* _Problem to work on_: Where the word "Board" occurs in a line, return that line.

(Recorded data)
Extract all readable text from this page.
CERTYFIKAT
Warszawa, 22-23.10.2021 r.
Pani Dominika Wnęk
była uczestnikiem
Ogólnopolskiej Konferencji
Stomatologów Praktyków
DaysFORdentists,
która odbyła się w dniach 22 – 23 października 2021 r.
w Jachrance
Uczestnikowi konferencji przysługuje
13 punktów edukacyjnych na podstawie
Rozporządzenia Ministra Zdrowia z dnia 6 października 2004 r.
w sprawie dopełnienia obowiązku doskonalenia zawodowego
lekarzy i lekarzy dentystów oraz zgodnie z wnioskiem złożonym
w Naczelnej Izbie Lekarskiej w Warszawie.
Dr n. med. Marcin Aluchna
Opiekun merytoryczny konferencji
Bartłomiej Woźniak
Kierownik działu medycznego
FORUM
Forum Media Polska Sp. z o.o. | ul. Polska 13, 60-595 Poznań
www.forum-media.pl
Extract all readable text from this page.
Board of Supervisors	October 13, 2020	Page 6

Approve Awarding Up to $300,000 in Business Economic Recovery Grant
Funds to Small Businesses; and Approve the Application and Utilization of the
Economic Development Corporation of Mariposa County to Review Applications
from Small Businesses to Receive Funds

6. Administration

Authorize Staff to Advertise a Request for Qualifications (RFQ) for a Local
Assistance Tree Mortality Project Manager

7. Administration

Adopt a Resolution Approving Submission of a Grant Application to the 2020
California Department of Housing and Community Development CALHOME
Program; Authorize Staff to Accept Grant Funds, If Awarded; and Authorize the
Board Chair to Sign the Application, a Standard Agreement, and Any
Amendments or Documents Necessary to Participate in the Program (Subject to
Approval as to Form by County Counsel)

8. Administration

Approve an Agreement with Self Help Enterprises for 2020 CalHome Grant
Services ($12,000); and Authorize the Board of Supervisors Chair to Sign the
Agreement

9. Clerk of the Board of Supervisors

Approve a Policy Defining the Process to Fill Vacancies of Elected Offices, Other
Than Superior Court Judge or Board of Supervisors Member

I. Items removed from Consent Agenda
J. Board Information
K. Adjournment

* _Written response_:
Board of Supervisors	October 13, 2020	Page 6
Board Chair to Sign the Application, a Standard Agreement, and Any
Services ($12,000); and Authorize the Board of Supervisors Chair to Sign the
9. Clerk of the Board of Supervisors
Than Superior Court Judge or Board of Supervisors Member
J. Board Information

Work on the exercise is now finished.